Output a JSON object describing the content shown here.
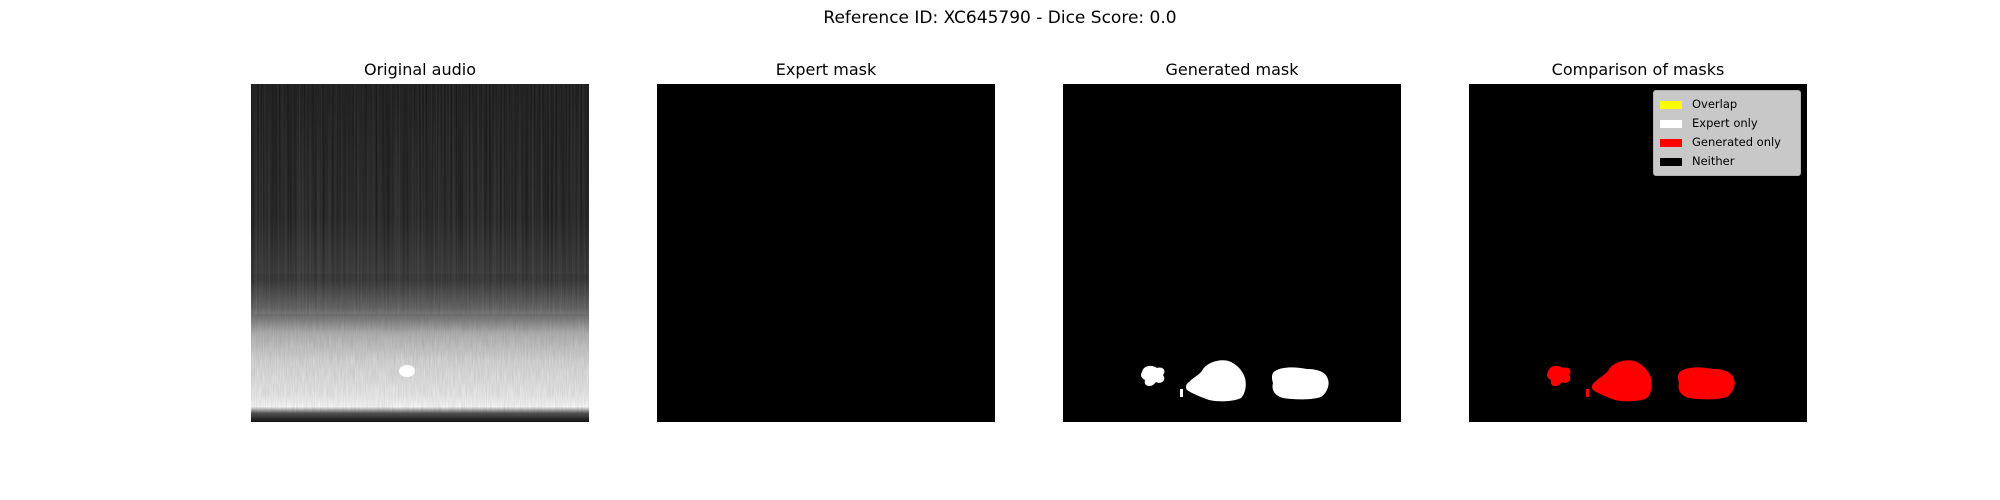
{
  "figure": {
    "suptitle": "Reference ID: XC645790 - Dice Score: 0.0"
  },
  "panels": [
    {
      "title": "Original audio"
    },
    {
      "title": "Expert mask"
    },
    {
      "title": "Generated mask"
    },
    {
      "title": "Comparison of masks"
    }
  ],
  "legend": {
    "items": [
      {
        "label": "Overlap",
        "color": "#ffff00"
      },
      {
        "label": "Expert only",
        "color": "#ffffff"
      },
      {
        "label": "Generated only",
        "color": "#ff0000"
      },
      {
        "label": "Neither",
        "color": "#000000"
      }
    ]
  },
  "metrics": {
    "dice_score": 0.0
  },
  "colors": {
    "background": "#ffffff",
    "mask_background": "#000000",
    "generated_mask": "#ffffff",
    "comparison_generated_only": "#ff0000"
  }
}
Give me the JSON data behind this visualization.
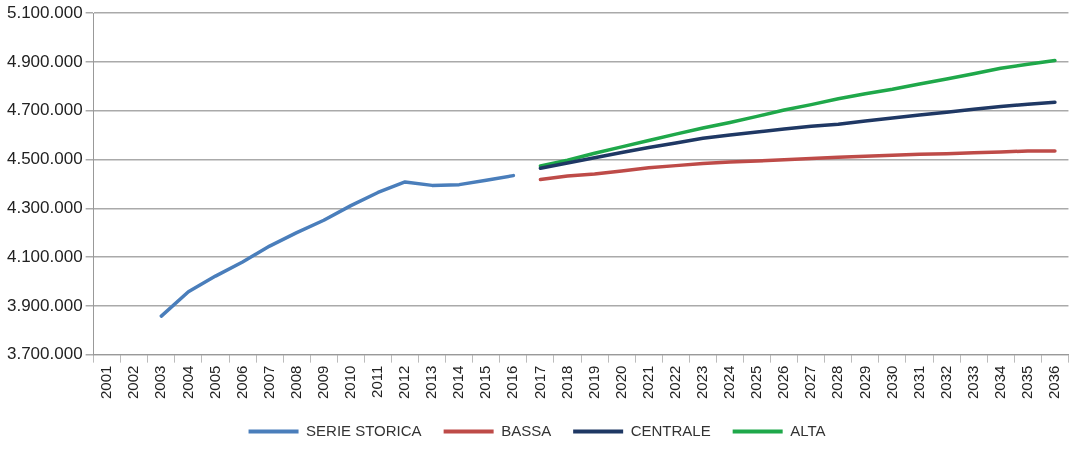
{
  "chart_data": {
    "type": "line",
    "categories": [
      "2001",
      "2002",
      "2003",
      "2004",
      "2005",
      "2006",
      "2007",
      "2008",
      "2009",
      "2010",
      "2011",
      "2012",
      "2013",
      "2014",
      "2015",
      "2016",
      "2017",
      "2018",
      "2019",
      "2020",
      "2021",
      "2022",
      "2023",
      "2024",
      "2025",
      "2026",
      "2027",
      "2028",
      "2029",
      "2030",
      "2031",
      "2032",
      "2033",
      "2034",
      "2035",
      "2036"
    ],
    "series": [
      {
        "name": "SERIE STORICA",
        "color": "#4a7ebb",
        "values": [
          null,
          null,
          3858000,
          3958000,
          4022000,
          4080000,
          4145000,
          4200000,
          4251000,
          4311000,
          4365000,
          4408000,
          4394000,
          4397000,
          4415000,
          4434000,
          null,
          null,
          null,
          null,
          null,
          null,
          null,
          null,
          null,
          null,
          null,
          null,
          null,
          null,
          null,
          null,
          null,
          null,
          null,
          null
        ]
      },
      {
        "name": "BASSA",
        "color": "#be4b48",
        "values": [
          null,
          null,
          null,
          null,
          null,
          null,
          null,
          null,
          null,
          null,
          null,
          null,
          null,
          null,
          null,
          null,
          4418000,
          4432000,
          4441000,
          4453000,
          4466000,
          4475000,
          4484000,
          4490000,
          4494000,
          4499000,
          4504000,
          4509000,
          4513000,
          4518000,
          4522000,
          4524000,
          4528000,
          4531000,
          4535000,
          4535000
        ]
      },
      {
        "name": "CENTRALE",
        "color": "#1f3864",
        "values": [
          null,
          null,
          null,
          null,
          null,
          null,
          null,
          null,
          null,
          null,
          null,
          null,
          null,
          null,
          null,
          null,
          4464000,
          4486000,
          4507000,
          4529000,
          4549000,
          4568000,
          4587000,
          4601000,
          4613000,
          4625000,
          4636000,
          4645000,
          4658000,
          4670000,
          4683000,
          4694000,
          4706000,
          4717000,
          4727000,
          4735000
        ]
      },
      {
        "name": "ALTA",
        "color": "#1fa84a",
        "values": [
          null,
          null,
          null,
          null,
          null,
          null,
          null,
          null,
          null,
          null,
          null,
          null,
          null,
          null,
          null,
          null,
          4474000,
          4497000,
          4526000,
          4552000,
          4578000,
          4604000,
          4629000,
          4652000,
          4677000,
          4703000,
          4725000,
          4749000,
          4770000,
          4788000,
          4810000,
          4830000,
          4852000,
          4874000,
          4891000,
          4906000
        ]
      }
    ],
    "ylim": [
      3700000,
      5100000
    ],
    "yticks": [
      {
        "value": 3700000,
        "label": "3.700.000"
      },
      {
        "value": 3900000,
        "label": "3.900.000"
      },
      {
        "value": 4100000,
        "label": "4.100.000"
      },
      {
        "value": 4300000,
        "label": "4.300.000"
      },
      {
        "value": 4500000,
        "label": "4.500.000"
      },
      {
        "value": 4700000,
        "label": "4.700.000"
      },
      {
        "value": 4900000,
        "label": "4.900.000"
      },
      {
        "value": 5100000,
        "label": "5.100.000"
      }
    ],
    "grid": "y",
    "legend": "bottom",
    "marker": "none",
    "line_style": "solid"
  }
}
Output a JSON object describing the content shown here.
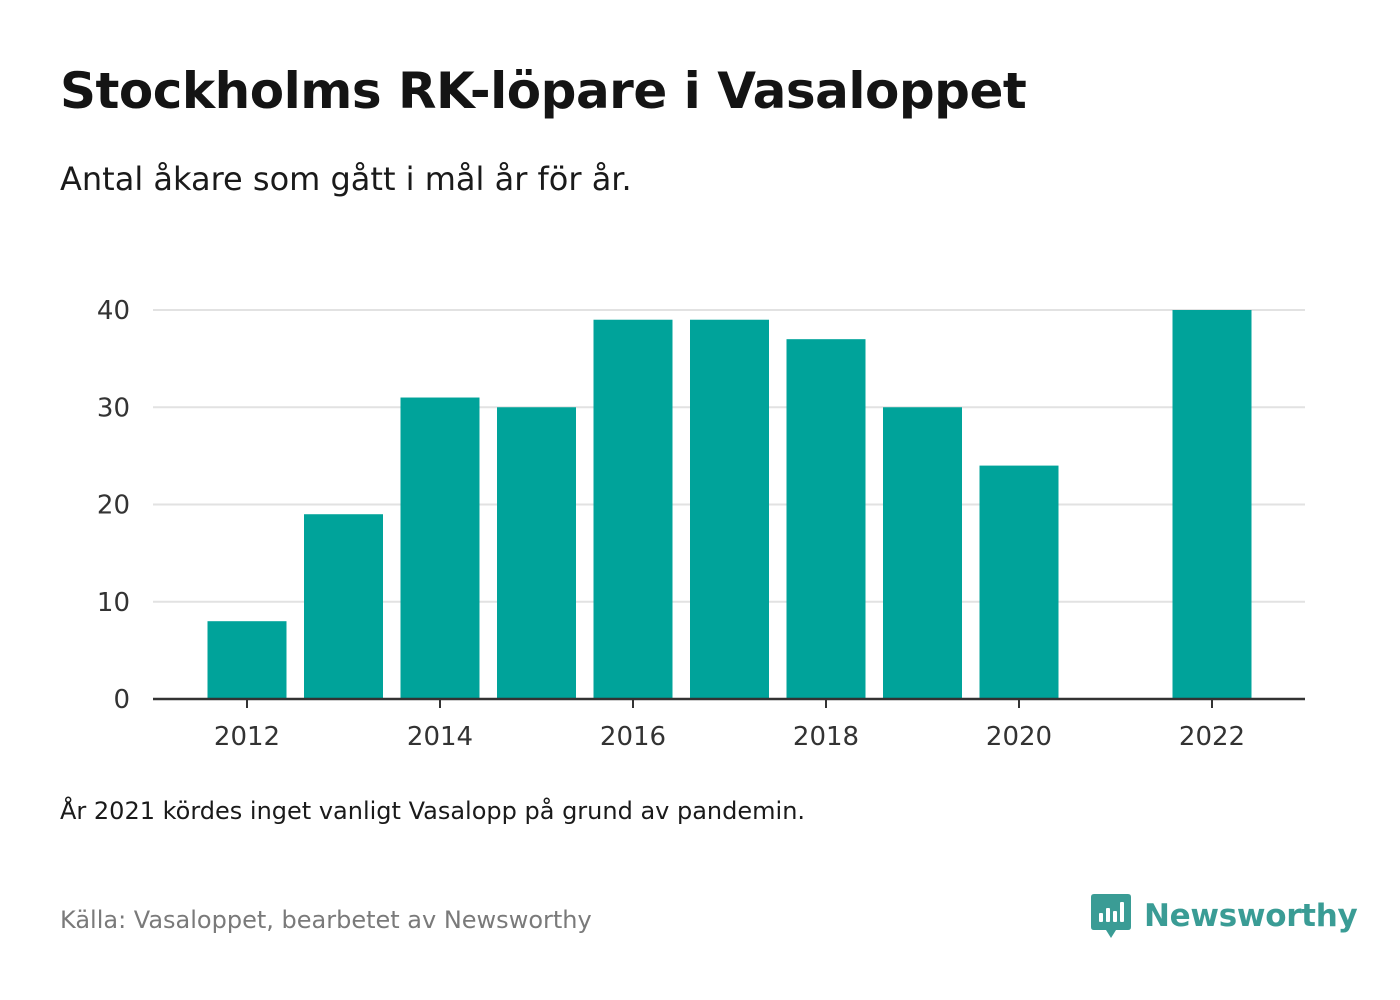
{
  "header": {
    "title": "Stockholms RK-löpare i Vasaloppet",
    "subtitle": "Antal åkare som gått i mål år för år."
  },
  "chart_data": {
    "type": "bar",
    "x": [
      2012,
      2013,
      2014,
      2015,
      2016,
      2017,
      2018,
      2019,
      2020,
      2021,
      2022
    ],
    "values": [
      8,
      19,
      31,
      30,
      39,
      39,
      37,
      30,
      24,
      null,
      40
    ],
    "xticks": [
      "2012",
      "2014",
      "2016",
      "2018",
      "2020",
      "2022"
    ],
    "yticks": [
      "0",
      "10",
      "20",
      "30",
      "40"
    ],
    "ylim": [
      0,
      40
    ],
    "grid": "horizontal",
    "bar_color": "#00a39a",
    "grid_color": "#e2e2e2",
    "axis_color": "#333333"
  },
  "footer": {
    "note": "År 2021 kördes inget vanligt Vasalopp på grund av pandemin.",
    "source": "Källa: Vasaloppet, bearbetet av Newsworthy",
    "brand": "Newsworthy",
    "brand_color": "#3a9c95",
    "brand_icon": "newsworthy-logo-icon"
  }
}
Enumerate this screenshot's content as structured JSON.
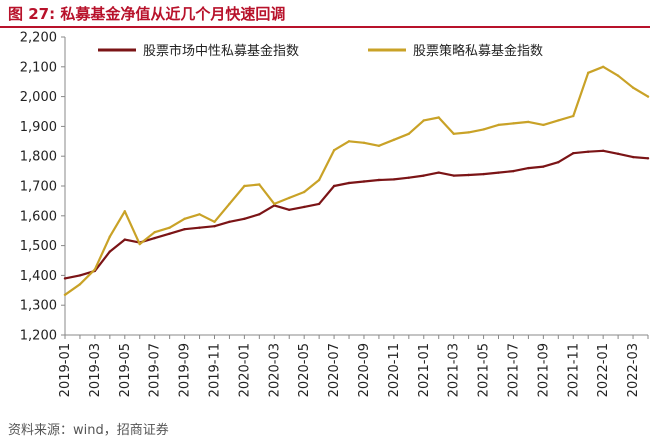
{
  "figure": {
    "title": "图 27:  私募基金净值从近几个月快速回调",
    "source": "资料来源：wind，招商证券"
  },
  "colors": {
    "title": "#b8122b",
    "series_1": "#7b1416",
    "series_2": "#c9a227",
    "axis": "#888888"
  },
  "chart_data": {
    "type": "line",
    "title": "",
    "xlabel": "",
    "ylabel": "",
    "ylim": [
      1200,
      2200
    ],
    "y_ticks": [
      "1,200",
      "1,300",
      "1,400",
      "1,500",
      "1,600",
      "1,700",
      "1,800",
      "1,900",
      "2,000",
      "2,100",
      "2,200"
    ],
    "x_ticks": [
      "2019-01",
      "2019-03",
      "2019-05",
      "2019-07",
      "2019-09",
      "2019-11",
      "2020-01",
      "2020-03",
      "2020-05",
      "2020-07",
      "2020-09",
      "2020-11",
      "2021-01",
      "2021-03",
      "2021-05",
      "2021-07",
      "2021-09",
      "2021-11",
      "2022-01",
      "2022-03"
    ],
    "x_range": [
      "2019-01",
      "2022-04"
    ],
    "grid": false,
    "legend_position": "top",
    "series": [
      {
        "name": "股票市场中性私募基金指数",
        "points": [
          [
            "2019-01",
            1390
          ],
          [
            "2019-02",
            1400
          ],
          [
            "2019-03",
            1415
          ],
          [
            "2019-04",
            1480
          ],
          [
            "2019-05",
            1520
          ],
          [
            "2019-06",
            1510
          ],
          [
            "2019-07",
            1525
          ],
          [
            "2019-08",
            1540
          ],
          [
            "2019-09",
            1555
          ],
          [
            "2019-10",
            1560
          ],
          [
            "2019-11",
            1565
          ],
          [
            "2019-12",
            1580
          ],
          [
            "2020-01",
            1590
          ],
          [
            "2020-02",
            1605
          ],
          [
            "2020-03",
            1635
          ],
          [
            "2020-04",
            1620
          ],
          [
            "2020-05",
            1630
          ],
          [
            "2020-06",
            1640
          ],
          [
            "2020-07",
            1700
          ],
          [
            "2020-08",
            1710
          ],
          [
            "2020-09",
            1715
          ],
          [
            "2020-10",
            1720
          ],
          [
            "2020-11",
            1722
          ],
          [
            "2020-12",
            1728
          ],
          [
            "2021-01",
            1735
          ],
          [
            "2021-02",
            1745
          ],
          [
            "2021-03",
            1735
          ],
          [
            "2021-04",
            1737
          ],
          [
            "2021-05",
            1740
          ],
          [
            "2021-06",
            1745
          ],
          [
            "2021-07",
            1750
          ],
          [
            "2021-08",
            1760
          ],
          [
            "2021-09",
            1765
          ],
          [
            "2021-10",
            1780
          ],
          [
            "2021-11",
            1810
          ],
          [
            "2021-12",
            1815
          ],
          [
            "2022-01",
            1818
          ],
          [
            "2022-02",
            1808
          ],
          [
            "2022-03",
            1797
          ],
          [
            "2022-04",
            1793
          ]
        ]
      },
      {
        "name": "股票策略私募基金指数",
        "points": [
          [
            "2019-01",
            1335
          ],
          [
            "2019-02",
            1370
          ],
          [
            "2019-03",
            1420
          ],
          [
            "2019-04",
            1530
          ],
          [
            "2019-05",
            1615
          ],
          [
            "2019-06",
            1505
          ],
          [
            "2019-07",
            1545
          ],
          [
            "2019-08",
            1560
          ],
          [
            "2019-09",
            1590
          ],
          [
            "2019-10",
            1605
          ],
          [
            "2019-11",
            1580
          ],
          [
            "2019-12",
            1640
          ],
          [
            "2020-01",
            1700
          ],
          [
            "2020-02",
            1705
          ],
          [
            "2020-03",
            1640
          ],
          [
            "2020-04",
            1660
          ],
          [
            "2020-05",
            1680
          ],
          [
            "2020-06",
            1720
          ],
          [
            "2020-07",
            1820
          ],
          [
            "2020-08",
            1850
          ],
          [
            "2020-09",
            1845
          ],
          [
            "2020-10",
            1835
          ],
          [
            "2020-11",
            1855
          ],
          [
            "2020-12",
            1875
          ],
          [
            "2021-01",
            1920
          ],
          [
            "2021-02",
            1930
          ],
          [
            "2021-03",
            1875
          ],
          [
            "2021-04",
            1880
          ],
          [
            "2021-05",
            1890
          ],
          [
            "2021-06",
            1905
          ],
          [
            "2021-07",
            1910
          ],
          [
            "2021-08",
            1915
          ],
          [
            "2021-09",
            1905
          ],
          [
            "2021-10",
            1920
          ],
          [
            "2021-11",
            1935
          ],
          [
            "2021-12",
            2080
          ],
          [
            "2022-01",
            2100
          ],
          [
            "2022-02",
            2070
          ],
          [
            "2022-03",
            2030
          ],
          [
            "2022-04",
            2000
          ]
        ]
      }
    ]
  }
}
====
→ WHAT IS BEING ASKED
Using the listing above, pick out each line that contains the word "JSON", then copy it.

→ CORRECT OUTPUT
Output a JSON object describing the content shown here.
Give me the JSON data behind this visualization.
Output a JSON object describing the content shown here.
Enumerate this screenshot's content as structured JSON.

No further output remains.